··· DATASET ROWS

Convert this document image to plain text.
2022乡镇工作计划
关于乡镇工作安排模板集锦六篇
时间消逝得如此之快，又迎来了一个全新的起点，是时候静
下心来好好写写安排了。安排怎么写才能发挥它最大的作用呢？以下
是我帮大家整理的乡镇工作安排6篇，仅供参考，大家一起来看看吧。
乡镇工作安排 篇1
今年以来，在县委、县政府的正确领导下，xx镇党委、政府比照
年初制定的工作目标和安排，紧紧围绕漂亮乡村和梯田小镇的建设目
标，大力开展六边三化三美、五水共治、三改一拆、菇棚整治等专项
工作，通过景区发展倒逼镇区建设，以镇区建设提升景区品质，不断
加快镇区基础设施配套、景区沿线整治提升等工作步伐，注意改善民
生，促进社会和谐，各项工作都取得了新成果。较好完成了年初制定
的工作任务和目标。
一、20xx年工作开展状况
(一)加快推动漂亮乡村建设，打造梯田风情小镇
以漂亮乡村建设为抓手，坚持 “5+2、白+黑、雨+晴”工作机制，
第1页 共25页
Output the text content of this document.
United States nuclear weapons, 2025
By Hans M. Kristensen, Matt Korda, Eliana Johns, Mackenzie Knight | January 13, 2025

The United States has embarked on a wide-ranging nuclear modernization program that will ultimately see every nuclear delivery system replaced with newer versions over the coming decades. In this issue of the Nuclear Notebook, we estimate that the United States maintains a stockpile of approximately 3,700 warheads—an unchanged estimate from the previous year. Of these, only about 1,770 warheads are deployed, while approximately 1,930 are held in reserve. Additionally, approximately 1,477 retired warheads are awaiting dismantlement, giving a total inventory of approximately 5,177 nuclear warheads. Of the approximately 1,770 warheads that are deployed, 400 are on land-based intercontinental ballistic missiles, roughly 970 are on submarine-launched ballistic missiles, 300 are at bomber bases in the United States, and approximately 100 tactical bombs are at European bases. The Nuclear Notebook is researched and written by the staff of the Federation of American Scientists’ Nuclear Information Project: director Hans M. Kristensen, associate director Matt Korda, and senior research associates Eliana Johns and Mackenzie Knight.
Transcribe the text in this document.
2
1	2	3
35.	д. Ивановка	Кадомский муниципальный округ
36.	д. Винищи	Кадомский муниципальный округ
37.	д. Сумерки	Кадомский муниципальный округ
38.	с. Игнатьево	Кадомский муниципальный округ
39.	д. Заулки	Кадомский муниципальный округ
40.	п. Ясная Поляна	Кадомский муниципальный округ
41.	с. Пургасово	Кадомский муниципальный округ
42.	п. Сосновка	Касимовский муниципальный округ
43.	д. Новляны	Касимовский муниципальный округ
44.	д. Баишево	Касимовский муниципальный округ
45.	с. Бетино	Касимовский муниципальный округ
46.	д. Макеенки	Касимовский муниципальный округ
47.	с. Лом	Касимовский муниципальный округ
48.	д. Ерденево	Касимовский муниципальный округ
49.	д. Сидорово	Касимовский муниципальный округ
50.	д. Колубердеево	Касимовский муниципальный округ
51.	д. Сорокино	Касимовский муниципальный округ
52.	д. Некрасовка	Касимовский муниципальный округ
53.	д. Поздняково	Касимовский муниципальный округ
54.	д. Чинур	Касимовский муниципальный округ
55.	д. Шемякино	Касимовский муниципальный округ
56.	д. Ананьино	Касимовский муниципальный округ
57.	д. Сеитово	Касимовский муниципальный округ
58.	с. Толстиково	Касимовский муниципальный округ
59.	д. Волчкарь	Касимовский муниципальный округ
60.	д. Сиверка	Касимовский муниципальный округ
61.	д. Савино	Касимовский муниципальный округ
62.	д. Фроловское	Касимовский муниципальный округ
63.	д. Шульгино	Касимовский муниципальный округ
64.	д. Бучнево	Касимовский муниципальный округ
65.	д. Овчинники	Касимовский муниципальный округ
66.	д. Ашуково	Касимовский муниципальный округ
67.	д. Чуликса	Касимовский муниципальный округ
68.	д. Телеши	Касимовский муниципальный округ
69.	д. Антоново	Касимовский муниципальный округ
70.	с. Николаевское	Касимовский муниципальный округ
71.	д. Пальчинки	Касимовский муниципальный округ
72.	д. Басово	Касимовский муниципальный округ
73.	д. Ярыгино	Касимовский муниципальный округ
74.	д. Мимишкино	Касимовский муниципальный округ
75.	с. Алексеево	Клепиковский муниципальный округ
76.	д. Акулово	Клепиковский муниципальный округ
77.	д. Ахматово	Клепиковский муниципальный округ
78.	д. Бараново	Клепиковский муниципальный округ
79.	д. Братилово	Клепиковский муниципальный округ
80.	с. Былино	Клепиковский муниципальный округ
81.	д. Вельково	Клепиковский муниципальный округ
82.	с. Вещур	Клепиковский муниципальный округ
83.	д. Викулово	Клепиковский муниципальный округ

······

* [TASK]
Extract each line holding the string "document".

* [TASK ANSWER]
Convert this document image to plain text.
Output the text content of this document.
Transcribe the text in this document.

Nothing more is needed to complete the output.